--- Start ---

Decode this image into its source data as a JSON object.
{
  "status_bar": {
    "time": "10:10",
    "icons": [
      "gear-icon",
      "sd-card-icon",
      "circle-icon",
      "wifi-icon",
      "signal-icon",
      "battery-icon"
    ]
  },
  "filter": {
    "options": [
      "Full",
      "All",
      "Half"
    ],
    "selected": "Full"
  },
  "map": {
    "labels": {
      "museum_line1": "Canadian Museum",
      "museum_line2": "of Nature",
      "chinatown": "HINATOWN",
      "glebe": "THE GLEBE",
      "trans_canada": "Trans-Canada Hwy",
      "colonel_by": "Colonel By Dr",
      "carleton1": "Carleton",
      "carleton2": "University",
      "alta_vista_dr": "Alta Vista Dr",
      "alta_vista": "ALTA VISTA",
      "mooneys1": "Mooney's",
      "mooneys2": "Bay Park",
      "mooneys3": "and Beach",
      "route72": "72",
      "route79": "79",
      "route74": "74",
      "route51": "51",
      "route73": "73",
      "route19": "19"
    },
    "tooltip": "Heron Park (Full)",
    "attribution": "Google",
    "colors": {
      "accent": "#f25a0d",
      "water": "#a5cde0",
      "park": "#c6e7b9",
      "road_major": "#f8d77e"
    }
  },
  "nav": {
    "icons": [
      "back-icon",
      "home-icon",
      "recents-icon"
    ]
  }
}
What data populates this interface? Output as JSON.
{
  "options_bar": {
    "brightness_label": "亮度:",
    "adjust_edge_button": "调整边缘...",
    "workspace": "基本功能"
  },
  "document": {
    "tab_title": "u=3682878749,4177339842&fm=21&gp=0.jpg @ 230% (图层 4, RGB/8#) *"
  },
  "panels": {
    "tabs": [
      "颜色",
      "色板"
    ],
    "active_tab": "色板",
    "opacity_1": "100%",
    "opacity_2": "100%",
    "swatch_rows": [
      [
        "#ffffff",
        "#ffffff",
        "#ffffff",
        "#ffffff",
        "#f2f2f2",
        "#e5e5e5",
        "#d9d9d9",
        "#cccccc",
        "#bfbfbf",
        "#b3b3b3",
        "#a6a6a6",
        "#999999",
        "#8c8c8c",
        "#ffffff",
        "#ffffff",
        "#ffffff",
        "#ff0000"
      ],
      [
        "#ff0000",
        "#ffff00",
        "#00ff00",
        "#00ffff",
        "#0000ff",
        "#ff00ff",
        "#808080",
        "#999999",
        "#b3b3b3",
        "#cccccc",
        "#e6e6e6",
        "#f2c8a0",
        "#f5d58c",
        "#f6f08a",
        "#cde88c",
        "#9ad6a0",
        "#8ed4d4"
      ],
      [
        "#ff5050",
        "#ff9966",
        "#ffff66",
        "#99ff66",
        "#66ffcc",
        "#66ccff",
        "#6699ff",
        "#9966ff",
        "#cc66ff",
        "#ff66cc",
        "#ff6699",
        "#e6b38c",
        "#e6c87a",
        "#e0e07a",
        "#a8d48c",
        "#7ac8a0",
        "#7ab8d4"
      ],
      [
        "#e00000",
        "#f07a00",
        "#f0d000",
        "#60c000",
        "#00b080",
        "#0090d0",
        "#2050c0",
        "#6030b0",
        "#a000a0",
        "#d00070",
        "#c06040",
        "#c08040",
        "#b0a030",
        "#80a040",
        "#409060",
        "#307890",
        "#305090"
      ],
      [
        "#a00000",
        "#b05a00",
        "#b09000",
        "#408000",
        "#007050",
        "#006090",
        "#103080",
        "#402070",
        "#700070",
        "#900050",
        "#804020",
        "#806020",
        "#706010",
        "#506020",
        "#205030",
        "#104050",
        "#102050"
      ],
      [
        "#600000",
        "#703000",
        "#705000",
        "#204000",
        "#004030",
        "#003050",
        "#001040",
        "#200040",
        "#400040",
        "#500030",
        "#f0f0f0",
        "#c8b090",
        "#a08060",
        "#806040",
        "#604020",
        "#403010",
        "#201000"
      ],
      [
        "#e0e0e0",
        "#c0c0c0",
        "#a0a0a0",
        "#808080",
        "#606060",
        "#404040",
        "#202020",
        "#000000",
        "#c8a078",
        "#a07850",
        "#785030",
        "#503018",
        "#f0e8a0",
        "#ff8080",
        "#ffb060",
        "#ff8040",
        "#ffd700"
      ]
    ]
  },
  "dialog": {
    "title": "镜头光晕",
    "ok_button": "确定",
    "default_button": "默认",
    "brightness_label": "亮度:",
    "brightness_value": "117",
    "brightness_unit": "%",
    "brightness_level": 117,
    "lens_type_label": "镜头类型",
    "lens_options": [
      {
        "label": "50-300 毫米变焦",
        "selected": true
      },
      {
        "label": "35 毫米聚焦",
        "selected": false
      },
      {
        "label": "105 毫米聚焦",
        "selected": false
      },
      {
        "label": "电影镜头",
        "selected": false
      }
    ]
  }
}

--- End ---

What the exercise asks ::
Extract each line holding the word "JSON" from the records.

Expected answer ::
Decode this image into its source data as a JSON object.
What data populates this interface? Output as JSON.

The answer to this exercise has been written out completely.